** Begin Given data **

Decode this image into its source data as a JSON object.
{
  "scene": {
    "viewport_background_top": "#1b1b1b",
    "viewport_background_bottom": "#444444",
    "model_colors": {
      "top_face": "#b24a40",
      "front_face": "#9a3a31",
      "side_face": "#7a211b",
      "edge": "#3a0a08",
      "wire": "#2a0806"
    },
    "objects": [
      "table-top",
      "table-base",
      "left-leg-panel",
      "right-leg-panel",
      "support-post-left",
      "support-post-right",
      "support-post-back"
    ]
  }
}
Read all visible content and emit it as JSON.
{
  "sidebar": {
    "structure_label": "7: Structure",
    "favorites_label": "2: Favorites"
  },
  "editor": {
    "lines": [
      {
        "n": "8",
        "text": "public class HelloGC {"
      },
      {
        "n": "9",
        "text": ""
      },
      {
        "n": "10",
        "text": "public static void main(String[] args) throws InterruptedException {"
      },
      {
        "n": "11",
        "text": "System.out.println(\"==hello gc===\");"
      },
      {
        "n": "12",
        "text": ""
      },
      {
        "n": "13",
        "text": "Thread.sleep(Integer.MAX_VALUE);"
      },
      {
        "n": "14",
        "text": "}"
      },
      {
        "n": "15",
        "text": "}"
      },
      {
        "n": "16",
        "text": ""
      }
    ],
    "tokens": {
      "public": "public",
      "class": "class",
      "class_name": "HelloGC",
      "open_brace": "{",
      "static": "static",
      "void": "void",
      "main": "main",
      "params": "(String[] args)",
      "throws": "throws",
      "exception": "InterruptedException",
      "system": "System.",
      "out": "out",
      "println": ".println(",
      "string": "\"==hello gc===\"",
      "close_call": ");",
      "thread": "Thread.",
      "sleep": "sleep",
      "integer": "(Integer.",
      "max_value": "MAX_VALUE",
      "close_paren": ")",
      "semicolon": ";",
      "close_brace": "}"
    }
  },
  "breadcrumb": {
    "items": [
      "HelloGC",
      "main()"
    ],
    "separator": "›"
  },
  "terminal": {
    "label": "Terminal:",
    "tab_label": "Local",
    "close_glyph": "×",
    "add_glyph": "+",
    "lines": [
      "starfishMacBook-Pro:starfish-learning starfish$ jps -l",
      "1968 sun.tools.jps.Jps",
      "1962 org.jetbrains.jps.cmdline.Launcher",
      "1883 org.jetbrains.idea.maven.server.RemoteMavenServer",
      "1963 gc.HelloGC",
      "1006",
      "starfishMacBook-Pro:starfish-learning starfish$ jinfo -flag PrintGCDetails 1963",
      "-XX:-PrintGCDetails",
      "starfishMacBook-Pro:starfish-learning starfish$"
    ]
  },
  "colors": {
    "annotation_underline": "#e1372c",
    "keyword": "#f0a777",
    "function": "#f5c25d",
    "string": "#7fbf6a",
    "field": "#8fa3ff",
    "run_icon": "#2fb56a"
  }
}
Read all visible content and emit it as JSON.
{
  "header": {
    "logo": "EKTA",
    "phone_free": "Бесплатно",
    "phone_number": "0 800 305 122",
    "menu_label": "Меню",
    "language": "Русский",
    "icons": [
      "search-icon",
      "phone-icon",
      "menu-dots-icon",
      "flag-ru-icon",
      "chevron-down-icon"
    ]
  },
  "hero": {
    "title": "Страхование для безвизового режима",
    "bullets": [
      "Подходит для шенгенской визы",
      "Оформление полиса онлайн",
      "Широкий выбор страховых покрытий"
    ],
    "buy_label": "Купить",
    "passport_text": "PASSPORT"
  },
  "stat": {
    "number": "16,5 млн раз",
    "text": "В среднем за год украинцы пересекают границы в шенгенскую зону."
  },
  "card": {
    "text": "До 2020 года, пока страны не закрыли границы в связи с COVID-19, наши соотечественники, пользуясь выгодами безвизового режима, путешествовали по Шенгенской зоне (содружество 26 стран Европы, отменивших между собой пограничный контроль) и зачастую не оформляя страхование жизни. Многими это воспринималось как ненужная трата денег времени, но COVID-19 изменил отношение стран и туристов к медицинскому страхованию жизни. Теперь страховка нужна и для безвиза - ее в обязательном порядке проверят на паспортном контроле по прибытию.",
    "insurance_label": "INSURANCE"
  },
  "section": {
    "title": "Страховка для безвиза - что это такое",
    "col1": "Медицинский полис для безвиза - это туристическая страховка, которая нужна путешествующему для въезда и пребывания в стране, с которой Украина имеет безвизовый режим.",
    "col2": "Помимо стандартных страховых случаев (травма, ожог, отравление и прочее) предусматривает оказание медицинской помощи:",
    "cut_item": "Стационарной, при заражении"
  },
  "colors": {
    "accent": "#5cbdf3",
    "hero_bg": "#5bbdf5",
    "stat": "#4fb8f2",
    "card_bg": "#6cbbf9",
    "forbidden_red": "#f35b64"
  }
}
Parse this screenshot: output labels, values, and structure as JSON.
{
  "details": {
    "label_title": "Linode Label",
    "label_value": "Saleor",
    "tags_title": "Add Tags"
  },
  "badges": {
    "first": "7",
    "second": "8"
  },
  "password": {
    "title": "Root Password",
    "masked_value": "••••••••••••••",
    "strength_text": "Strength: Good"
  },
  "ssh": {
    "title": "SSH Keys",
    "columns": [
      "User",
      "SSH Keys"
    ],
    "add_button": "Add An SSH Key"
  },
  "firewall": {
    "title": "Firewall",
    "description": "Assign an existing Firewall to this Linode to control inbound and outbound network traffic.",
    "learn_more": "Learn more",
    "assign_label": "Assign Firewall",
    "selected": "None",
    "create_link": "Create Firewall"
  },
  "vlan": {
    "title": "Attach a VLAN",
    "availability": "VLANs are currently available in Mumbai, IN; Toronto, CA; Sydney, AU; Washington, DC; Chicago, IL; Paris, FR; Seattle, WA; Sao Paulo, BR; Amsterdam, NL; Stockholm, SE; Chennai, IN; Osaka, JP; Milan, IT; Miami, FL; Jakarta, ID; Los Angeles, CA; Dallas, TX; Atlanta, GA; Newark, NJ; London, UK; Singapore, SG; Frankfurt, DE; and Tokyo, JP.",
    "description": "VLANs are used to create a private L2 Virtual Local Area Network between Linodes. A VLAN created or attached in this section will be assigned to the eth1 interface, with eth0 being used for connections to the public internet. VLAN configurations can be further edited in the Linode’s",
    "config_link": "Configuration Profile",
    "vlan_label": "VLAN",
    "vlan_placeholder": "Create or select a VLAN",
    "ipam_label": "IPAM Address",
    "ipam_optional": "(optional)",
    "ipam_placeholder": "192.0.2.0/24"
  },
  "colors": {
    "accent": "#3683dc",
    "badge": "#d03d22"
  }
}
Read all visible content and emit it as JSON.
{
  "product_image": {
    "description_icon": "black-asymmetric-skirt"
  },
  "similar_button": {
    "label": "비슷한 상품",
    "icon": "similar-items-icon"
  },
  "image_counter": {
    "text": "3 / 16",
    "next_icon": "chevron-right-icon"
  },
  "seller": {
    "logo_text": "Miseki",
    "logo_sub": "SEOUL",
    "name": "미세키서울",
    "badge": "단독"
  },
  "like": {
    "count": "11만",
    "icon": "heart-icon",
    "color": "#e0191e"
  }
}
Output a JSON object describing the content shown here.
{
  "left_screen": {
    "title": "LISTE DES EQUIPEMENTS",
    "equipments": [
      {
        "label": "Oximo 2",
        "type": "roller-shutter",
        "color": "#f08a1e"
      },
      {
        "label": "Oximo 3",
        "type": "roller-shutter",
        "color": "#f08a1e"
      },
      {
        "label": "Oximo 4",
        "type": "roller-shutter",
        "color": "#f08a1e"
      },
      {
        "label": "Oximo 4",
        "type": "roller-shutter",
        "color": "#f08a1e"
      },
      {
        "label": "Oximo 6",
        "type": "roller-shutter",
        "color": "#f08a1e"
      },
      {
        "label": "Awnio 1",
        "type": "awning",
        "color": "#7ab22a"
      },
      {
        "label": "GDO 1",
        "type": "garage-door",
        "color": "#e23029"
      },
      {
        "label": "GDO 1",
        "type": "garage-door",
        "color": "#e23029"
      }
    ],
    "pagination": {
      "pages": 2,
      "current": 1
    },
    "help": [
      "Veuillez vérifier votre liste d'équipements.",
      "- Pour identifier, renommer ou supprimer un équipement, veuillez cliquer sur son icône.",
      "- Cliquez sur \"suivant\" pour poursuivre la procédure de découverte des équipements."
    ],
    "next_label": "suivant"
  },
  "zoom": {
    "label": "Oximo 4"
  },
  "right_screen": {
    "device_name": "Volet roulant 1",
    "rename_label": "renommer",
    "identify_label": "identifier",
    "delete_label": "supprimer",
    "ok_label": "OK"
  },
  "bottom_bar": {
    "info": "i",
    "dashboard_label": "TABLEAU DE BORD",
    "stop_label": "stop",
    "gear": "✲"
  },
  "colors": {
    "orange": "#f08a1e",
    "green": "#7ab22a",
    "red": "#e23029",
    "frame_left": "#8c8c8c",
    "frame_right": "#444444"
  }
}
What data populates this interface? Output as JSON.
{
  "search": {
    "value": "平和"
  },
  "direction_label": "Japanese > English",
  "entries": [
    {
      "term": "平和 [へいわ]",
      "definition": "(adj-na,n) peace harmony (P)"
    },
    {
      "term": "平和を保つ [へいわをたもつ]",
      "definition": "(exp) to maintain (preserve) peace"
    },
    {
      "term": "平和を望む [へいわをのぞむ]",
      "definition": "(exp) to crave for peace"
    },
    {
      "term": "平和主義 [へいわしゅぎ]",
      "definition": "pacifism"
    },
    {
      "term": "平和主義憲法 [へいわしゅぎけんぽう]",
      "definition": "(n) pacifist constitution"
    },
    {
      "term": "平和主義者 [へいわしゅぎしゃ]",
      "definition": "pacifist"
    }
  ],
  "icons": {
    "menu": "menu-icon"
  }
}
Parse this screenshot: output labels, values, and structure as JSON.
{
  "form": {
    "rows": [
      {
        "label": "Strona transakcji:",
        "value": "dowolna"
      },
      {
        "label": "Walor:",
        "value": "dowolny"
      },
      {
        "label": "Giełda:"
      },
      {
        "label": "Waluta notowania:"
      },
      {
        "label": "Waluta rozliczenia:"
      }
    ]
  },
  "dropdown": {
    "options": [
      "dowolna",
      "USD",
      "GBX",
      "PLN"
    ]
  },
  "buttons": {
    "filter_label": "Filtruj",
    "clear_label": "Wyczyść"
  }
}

** End Given data **

### Directive:
Pick out every line above that holds the word "throws" and copy it.

### Result:
        "text": "public static void main(String[] args) throws InterruptedException {"
      "throws": "throws",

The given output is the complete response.